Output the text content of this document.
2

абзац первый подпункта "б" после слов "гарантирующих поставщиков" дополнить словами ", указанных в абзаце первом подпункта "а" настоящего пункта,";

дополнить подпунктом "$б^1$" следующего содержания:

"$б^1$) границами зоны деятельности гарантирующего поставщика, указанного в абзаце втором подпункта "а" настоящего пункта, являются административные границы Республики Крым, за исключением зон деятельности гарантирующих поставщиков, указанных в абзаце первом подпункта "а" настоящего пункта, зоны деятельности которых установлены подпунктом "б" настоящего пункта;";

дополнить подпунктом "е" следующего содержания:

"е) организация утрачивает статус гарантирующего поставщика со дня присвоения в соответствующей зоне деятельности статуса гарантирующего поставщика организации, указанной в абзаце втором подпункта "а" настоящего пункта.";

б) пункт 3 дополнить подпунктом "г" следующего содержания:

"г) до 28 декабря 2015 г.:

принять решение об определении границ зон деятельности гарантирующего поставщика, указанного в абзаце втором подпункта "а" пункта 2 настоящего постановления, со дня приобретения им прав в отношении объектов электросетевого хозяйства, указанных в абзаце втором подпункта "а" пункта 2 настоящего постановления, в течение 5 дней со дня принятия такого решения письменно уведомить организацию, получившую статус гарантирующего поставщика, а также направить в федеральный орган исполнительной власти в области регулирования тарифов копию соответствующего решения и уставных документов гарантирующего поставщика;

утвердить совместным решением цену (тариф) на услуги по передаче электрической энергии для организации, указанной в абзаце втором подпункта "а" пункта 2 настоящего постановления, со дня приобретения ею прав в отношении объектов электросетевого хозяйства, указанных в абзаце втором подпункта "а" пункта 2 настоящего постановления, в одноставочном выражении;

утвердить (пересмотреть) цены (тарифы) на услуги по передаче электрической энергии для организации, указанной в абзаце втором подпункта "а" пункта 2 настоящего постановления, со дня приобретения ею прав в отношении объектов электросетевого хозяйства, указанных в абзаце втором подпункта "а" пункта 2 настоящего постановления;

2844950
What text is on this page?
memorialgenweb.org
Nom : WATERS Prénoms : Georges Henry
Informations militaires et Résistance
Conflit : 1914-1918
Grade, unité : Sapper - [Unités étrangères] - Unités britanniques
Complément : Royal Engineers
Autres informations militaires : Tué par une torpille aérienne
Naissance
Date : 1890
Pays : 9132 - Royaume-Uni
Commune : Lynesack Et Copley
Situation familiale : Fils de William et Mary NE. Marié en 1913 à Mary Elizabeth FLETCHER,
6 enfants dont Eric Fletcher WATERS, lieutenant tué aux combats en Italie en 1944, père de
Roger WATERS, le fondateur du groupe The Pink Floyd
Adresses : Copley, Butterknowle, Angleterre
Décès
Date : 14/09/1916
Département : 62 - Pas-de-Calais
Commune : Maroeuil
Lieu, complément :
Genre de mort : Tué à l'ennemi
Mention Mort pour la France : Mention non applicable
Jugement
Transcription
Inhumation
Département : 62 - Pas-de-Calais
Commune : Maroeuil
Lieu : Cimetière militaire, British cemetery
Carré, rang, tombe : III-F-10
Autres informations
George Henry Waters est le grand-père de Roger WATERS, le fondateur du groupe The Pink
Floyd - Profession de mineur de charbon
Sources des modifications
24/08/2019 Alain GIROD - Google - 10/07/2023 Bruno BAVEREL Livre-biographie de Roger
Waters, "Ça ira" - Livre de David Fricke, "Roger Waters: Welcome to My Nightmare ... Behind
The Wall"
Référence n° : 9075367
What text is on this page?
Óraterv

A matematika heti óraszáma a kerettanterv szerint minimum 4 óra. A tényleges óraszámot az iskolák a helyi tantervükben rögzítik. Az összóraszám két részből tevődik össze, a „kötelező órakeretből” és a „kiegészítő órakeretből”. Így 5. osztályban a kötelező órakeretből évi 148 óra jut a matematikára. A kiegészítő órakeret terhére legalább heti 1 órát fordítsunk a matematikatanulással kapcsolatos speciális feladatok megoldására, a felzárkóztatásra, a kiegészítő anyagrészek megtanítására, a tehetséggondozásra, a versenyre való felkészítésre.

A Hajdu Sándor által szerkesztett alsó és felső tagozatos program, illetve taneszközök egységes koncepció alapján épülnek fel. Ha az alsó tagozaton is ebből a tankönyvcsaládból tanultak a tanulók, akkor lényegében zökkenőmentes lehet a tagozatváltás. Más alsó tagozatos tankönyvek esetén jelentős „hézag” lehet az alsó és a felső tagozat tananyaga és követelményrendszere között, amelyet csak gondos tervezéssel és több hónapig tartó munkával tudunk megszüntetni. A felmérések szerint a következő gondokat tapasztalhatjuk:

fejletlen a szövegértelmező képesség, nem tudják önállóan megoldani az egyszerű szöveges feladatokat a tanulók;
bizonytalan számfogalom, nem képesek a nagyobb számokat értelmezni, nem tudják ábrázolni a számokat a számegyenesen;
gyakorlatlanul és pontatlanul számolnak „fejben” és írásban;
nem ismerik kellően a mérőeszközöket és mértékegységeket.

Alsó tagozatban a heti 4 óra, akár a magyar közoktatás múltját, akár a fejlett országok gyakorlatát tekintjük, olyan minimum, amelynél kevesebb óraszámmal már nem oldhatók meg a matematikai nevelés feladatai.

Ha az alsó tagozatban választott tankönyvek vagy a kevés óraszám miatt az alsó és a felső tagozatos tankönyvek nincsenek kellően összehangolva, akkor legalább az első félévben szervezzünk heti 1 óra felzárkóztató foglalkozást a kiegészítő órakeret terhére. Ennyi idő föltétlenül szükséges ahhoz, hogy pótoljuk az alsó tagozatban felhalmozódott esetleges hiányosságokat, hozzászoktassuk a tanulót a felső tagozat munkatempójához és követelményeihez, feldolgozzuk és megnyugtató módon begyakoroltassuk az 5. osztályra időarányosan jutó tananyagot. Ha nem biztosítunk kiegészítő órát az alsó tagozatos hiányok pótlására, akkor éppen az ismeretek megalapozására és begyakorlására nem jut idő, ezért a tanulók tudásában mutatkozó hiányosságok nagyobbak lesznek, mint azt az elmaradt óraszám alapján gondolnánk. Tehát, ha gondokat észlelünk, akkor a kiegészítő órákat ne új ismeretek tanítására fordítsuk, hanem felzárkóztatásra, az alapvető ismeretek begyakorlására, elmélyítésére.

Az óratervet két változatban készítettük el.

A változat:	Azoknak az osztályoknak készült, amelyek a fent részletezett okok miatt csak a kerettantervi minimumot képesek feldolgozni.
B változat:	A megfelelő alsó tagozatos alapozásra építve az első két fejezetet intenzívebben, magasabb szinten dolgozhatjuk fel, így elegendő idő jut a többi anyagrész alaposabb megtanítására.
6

◆ **Brief**:
Go through the data above and find the lines with the word "Floyd". Copy each of those lines.

◆ **Task response**:
Roger WATERS, le fondateur du groupe The Pink Floyd
Floyd - Profession de mineur de charbon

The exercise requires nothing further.